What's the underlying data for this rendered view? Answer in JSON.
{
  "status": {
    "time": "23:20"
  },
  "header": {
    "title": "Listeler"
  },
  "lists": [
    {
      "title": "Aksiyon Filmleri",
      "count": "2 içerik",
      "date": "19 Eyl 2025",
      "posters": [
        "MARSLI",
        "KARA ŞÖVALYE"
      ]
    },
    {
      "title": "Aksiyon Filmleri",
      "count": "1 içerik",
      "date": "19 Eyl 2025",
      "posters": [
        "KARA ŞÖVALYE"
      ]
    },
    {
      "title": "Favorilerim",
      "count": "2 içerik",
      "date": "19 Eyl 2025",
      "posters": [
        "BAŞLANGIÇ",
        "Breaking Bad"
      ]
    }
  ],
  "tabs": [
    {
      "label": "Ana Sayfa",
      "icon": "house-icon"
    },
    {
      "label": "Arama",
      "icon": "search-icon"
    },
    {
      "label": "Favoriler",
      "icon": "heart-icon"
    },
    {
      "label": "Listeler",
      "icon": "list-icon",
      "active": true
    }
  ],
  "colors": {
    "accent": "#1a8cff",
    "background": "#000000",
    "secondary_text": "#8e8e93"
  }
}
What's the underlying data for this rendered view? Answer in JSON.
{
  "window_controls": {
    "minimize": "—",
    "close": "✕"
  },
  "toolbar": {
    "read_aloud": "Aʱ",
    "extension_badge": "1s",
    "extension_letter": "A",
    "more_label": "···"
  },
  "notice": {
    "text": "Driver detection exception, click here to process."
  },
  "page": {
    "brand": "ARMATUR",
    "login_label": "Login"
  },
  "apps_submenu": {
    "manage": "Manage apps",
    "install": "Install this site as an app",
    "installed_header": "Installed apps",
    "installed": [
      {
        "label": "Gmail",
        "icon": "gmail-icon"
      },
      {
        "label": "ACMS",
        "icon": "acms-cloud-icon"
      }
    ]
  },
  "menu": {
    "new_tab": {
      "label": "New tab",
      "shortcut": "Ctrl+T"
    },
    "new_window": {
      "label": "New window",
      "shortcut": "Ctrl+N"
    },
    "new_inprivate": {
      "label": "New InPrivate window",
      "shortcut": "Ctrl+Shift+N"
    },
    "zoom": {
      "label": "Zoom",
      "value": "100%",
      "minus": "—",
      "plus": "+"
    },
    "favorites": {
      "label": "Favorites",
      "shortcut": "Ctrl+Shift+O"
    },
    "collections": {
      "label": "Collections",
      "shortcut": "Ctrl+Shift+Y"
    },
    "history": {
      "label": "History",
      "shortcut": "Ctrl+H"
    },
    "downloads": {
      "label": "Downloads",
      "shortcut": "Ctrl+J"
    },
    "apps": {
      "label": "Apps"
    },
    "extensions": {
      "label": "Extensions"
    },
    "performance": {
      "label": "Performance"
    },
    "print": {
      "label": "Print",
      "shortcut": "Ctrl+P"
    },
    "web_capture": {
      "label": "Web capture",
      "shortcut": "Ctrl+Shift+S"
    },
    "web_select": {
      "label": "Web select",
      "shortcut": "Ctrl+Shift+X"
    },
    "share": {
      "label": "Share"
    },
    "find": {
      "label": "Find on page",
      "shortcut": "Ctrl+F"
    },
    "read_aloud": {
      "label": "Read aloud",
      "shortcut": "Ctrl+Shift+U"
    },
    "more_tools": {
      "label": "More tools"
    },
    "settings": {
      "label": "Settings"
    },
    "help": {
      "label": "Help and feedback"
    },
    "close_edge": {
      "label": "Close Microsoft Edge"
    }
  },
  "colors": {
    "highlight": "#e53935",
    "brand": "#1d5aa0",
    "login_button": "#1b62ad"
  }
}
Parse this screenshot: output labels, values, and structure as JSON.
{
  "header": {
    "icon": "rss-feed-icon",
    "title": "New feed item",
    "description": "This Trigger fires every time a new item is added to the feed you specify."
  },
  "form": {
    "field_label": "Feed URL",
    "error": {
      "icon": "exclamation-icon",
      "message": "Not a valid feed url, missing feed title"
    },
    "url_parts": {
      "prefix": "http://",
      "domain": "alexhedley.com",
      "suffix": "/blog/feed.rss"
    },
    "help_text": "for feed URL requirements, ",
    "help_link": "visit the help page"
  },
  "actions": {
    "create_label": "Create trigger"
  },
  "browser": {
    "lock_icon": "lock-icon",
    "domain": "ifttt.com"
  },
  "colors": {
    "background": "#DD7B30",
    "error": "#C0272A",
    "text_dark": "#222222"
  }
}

------------------------------------------------------------------------

**Do this:**
Each record above must be given again exactly.

**Solution to the problem:**
What's the underlying data for this rendered view? Answer in JSON.
{
  "status": {
    "time": "23:20"
  },
  "header": {
    "title": "Listeler"
  },
  "lists": [
    {
      "title": "Aksiyon Filmleri",
      "count": "2 içerik",
      "date": "19 Eyl 2025",
      "posters": [
        "MARSLI",
        "KARA ŞÖVALYE"
      ]
    },
    {
      "title": "Aksiyon Filmleri",
      "count": "1 içerik",
      "date": "19 Eyl 2025",
      "posters": [
        "KARA ŞÖVALYE"
      ]
    },
    {
      "title": "Favorilerim",
      "count": "2 içerik",
      "date": "19 Eyl 2025",
      "posters": [
        "BAŞLANGIÇ",
        "Breaking Bad"
      ]
    }
  ],
  "tabs": [
    {
      "label": "Ana Sayfa",
      "icon": "house-icon"
    },
    {
      "label": "Arama",
      "icon": "search-icon"
    },
    {
      "label": "Favoriler",
      "icon": "heart-icon"
    },
    {
      "label": "Listeler",
      "icon": "list-icon",
      "active": true
    }
  ],
  "colors": {
    "accent": "#1a8cff",
    "background": "#000000",
    "secondary_text": "#8e8e93"
  }
}
What's the underlying data for this rendered view? Answer in JSON.
{
  "window_controls": {
    "minimize": "—",
    "close": "✕"
  },
  "toolbar": {
    "read_aloud": "Aʱ",
    "extension_badge": "1s",
    "extension_letter": "A",
    "more_label": "···"
  },
  "notice": {
    "text": "Driver detection exception, click here to process."
  },
  "page": {
    "brand": "ARMATUR",
    "login_label": "Login"
  },
  "apps_submenu": {
    "manage": "Manage apps",
    "install": "Install this site as an app",
    "installed_header": "Installed apps",
    "installed": [
      {
        "label": "Gmail",
        "icon": "gmail-icon"
      },
      {
        "label": "ACMS",
        "icon": "acms-cloud-icon"
      }
    ]
  },
  "menu": {
    "new_tab": {
      "label": "New tab",
      "shortcut": "Ctrl+T"
    },
    "new_window": {
      "label": "New window",
      "shortcut": "Ctrl+N"
    },
    "new_inprivate": {
      "label": "New InPrivate window",
      "shortcut": "Ctrl+Shift+N"
    },
    "zoom": {
      "label": "Zoom",
      "value": "100%",
      "minus": "—",
      "plus": "+"
    },
    "favorites": {
      "label": "Favorites",
      "shortcut": "Ctrl+Shift+O"
    },
    "collections": {
      "label": "Collections",
      "shortcut": "Ctrl+Shift+Y"
    },
    "history": {
      "label": "History",
      "shortcut": "Ctrl+H"
    },
    "downloads": {
      "label": "Downloads",
      "shortcut": "Ctrl+J"
    },
    "apps": {
      "label": "Apps"
    },
    "extensions": {
      "label": "Extensions"
    },
    "performance": {
      "label": "Performance"
    },
    "print": {
      "label": "Print",
      "shortcut": "Ctrl+P"
    },
    "web_capture": {
      "label": "Web capture",
      "shortcut": "Ctrl+Shift+S"
    },
    "web_select": {
      "label": "Web select",
      "shortcut": "Ctrl+Shift+X"
    },
    "share": {
      "label": "Share"
    },
    "find": {
      "label": "Find on page",
      "shortcut": "Ctrl+F"
    },
    "read_aloud": {
      "label": "Read aloud",
      "shortcut": "Ctrl+Shift+U"
    },
    "more_tools": {
      "label": "More tools"
    },
    "settings": {
      "label": "Settings"
    },
    "help": {
      "label": "Help and feedback"
    },
    "close_edge": {
      "label": "Close Microsoft Edge"
    }
  },
  "colors": {
    "highlight": "#e53935",
    "brand": "#1d5aa0",
    "login_button": "#1b62ad"
  }
}
Parse this screenshot: output labels, values, and structure as JSON.
{
  "header": {
    "icon": "rss-feed-icon",
    "title": "New feed item",
    "description": "This Trigger fires every time a new item is added to the feed you specify."
  },
  "form": {
    "field_label": "Feed URL",
    "error": {
      "icon": "exclamation-icon",
      "message": "Not a valid feed url, missing feed title"
    },
    "url_parts": {
      "prefix": "http://",
      "domain": "alexhedley.com",
      "suffix": "/blog/feed.rss"
    },
    "help_text": "for feed URL requirements, ",
    "help_link": "visit the help page"
  },
  "actions": {
    "create_label": "Create trigger"
  },
  "browser": {
    "lock_icon": "lock-icon",
    "domain": "ifttt.com"
  },
  "colors": {
    "background": "#DD7B30",
    "error": "#C0272A",
    "text_dark": "#222222"
  }
}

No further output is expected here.